_SOURCE DATA:_

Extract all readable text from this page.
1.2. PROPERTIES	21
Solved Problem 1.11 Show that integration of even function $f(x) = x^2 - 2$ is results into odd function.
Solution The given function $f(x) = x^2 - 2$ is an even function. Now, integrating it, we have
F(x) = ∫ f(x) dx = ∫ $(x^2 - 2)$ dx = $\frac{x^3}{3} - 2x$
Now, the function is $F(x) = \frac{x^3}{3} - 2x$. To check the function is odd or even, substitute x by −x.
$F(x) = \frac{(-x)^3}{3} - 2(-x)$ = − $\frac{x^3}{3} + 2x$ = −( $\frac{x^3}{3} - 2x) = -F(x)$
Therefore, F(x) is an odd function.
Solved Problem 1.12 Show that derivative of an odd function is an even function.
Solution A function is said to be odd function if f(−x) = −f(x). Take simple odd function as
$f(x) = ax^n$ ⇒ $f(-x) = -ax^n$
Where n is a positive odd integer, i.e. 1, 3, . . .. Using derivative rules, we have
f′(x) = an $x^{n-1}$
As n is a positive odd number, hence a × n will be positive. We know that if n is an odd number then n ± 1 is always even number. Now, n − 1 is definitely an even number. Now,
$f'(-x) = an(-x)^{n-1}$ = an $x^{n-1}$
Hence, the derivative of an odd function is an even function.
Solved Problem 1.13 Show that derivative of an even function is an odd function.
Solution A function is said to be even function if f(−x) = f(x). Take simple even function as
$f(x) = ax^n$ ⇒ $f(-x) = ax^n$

_TASK TO COMPLETE:_
Extract each line holding the string "Solved".

_ANSWER IN FULL:_
Solved Problem 1.11 Show that integration of even function $f(x) = x^2 - 2$ is results into odd function.
Solved Problem 1.12 Show that derivative of an odd function is an even function.
Solved Problem 1.13 Show that derivative of an even function is an odd function.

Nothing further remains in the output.